◆ MATERIAL FOR THIS EXERCISE:

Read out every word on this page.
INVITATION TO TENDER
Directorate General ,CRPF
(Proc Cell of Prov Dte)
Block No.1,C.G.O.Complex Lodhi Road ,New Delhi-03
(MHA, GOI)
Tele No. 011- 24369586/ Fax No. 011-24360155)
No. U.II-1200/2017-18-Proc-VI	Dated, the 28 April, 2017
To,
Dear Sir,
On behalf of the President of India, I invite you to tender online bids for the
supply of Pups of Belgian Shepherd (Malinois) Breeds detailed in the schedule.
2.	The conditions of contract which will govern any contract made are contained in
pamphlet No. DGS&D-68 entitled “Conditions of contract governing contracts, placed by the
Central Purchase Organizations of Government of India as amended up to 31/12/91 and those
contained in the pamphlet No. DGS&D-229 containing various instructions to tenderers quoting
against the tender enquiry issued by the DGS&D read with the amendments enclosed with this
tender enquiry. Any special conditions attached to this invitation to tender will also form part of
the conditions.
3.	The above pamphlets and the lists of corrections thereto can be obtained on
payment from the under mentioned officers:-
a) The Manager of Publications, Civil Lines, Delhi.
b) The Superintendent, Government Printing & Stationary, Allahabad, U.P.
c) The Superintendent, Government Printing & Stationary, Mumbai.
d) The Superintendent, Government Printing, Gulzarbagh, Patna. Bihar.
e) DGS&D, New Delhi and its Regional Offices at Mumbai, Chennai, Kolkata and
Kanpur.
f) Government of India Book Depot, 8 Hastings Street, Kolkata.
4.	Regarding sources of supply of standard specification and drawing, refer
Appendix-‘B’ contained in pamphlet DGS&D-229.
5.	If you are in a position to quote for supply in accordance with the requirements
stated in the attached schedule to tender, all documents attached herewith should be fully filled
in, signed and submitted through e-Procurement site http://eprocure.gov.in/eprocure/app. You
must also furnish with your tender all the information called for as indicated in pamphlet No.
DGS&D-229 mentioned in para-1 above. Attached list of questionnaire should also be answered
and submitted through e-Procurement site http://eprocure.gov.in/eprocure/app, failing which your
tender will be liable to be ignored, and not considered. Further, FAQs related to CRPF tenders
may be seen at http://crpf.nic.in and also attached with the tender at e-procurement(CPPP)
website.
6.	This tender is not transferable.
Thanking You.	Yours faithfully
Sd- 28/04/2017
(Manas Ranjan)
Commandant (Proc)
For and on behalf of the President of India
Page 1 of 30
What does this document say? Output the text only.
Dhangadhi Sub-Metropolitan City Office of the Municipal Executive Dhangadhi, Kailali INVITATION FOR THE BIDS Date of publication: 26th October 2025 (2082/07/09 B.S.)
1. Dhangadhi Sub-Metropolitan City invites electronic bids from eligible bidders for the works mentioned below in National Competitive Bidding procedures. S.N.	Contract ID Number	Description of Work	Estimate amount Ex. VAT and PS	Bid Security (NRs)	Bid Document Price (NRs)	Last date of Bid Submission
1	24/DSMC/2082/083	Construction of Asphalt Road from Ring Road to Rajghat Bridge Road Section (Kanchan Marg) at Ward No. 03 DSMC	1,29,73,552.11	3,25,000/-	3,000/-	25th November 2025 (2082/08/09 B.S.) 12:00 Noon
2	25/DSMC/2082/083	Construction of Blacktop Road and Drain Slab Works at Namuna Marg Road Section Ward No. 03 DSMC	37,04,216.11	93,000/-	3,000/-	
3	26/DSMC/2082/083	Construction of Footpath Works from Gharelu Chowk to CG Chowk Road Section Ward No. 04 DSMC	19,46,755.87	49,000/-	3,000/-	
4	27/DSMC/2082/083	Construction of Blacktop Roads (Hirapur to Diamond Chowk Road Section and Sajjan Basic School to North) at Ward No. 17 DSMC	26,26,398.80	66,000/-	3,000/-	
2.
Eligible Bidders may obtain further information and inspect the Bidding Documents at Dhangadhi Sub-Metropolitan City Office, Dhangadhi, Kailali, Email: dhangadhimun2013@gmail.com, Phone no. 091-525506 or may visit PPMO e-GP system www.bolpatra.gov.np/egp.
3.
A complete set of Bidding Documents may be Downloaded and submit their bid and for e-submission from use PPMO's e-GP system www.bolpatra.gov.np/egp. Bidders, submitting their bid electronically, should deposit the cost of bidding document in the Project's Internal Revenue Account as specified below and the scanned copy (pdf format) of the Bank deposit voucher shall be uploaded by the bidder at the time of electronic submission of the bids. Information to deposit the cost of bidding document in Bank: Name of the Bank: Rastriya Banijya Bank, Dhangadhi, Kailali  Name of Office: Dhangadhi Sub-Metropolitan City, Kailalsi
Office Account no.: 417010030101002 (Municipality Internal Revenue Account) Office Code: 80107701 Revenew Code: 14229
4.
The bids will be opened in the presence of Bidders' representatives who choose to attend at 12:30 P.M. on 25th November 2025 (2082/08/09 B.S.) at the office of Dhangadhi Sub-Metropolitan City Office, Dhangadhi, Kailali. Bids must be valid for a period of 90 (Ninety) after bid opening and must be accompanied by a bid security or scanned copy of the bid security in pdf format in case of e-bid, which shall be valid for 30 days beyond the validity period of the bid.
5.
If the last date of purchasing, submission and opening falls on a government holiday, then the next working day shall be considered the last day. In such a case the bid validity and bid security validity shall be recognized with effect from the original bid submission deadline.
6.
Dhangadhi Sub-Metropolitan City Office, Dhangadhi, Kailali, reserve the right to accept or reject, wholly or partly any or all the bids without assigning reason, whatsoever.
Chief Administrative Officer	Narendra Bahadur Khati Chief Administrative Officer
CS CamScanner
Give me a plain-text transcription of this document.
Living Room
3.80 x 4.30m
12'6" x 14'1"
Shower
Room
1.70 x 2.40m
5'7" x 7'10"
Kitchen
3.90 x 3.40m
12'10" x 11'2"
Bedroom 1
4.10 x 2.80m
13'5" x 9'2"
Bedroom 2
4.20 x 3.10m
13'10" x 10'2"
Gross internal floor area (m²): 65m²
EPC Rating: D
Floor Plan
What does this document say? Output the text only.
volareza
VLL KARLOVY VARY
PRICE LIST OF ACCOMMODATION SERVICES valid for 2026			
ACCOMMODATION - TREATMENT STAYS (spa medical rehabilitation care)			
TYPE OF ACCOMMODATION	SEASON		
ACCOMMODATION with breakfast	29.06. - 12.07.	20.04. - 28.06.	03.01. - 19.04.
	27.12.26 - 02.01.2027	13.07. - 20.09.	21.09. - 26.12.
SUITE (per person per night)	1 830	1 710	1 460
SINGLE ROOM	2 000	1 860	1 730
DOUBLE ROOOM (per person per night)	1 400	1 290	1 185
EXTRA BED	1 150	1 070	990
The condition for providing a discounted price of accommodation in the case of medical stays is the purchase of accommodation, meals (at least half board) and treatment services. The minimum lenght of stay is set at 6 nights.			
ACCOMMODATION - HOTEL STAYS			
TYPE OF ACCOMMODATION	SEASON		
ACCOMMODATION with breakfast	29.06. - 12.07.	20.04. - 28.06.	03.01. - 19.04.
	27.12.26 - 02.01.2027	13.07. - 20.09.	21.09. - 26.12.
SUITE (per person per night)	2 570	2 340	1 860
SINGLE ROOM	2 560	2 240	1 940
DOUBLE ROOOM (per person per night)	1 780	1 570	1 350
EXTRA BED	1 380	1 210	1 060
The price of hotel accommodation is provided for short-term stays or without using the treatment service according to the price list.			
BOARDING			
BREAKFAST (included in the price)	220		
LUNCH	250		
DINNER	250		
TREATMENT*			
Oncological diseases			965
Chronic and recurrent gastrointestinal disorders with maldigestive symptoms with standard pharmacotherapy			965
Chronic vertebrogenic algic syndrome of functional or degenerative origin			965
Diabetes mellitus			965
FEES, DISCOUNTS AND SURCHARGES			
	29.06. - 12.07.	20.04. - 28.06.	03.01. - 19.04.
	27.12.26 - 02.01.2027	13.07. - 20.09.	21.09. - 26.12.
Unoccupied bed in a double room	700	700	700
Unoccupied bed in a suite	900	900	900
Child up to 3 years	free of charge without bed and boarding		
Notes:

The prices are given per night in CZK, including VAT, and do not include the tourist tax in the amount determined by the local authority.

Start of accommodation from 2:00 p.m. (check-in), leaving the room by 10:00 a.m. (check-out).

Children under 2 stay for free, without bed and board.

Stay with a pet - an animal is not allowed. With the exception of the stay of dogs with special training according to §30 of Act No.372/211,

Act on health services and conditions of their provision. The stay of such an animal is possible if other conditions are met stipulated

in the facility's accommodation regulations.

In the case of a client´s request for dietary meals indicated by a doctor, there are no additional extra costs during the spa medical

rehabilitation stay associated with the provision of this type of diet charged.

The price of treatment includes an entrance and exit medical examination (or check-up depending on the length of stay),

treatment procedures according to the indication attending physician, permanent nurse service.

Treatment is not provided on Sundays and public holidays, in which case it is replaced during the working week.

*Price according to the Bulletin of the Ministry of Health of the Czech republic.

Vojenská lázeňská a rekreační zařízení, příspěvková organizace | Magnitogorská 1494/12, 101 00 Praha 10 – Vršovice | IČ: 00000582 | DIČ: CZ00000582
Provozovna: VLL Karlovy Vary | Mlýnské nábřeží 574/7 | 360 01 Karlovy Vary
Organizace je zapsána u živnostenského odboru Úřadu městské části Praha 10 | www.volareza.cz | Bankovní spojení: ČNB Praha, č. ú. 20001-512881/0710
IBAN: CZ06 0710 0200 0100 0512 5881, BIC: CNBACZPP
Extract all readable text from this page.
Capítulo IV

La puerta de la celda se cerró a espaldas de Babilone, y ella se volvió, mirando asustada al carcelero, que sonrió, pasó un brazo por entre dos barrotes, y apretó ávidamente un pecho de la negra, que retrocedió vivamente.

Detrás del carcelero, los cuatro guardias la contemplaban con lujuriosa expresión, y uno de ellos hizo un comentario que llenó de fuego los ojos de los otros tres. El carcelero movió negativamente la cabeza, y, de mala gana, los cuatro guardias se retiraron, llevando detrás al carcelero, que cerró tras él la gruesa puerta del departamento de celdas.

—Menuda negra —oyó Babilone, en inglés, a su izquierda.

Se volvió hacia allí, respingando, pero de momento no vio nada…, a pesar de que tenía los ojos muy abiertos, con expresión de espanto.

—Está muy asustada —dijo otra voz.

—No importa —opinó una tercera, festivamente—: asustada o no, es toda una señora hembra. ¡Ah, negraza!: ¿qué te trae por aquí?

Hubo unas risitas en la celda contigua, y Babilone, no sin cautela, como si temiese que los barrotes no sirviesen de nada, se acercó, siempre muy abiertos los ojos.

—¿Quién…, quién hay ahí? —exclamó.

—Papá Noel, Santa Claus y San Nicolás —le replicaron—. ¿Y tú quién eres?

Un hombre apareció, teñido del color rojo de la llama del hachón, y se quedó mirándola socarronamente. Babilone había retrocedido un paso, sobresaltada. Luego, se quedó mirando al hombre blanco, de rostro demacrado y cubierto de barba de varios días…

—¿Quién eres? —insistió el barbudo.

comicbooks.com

◆ GIVEN EXERCISE: Copy whichever lines in the listing above contain the word "Chronic".

◆ RESPONSE TO THE EXERCISE:
Chronic and recurrent gastrointestinal disorders with maldigestive symptoms with standard pharmacotherapy			965
Chronic vertebrogenic algic syndrome of functional or degenerative origin			965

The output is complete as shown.